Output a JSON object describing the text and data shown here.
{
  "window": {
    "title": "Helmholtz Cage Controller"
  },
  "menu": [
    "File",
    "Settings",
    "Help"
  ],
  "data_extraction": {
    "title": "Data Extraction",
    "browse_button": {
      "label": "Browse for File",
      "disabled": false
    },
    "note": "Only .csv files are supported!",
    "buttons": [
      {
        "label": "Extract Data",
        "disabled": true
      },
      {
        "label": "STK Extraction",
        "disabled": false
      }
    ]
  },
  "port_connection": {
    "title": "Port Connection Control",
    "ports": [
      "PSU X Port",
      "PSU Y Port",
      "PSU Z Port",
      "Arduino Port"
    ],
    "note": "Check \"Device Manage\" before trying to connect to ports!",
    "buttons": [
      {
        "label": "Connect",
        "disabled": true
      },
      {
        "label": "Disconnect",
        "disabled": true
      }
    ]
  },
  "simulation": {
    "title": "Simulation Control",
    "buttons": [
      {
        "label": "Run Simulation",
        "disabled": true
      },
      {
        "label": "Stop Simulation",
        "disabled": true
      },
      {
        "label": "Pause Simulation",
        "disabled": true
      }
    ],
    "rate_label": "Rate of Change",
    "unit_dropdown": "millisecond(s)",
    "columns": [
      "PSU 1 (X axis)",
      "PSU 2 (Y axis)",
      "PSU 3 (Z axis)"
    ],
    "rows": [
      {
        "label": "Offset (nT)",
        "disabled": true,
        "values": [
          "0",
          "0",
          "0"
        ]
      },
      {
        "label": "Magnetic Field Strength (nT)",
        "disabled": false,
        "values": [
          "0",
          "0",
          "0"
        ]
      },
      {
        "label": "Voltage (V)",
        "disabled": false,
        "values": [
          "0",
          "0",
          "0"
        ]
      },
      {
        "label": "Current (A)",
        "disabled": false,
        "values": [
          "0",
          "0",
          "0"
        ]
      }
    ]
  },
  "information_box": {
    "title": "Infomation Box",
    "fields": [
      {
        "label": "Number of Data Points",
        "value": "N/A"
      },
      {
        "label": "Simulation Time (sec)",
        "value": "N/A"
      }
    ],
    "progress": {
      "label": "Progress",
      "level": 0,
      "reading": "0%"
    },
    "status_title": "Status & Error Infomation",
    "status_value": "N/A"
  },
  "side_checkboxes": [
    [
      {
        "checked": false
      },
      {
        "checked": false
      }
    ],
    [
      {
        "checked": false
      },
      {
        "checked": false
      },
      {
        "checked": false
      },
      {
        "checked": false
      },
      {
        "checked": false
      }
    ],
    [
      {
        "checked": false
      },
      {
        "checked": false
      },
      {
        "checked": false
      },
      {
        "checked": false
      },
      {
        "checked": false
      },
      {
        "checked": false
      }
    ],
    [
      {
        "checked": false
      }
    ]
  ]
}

● ● ● ● ●

Write out the listing once more, matching it exactly.

Output a JSON object describing the text and data shown here.
{
  "window": {
    "title": "Helmholtz Cage Controller"
  },
  "menu": [
    "File",
    "Settings",
    "Help"
  ],
  "data_extraction": {
    "title": "Data Extraction",
    "browse_button": {
      "label": "Browse for File",
      "disabled": false
    },
    "note": "Only .csv files are supported!",
    "buttons": [
      {
        "label": "Extract Data",
        "disabled": true
      },
      {
        "label": "STK Extraction",
        "disabled": false
      }
    ]
  },
  "port_connection": {
    "title": "Port Connection Control",
    "ports": [
      "PSU X Port",
      "PSU Y Port",
      "PSU Z Port",
      "Arduino Port"
    ],
    "note": "Check \"Device Manage\" before trying to connect to ports!",
    "buttons": [
      {
        "label": "Connect",
        "disabled": true
      },
      {
        "label": "Disconnect",
        "disabled": true
      }
    ]
  },
  "simulation": {
    "title": "Simulation Control",
    "buttons": [
      {
        "label": "Run Simulation",
        "disabled": true
      },
      {
        "label": "Stop Simulation",
        "disabled": true
      },
      {
        "label": "Pause Simulation",
        "disabled": true
      }
    ],
    "rate_label": "Rate of Change",
    "unit_dropdown": "millisecond(s)",
    "columns": [
      "PSU 1 (X axis)",
      "PSU 2 (Y axis)",
      "PSU 3 (Z axis)"
    ],
    "rows": [
      {
        "label": "Offset (nT)",
        "disabled": true,
        "values": [
          "0",
          "0",
          "0"
        ]
      },
      {
        "label": "Magnetic Field Strength (nT)",
        "disabled": false,
        "values": [
          "0",
          "0",
          "0"
        ]
      },
      {
        "label": "Voltage (V)",
        "disabled": false,
        "values": [
          "0",
          "0",
          "0"
        ]
      },
      {
        "label": "Current (A)",
        "disabled": false,
        "values": [
          "0",
          "0",
          "0"
        ]
      }
    ]
  },
  "information_box": {
    "title": "Infomation Box",
    "fields": [
      {
        "label": "Number of Data Points",
        "value": "N/A"
      },
      {
        "label": "Simulation Time (sec)",
        "value": "N/A"
      }
    ],
    "progress": {
      "label": "Progress",
      "level": 0,
      "reading": "0%"
    },
    "status_title": "Status & Error Infomation",
    "status_value": "N/A"
  },
  "side_checkboxes": [
    [
      {
        "checked": false
      },
      {
        "checked": false
      }
    ],
    [
      {
        "checked": false
      },
      {
        "checked": false
      },
      {
        "checked": false
      },
      {
        "checked": false
      },
      {
        "checked": false
      }
    ],
    [
      {
        "checked": false
      },
      {
        "checked": false
      },
      {
        "checked": false
      },
      {
        "checked": false
      },
      {
        "checked": false
      },
      {
        "checked": false
      }
    ],
    [
      {
        "checked": false
      }
    ]
  ]
}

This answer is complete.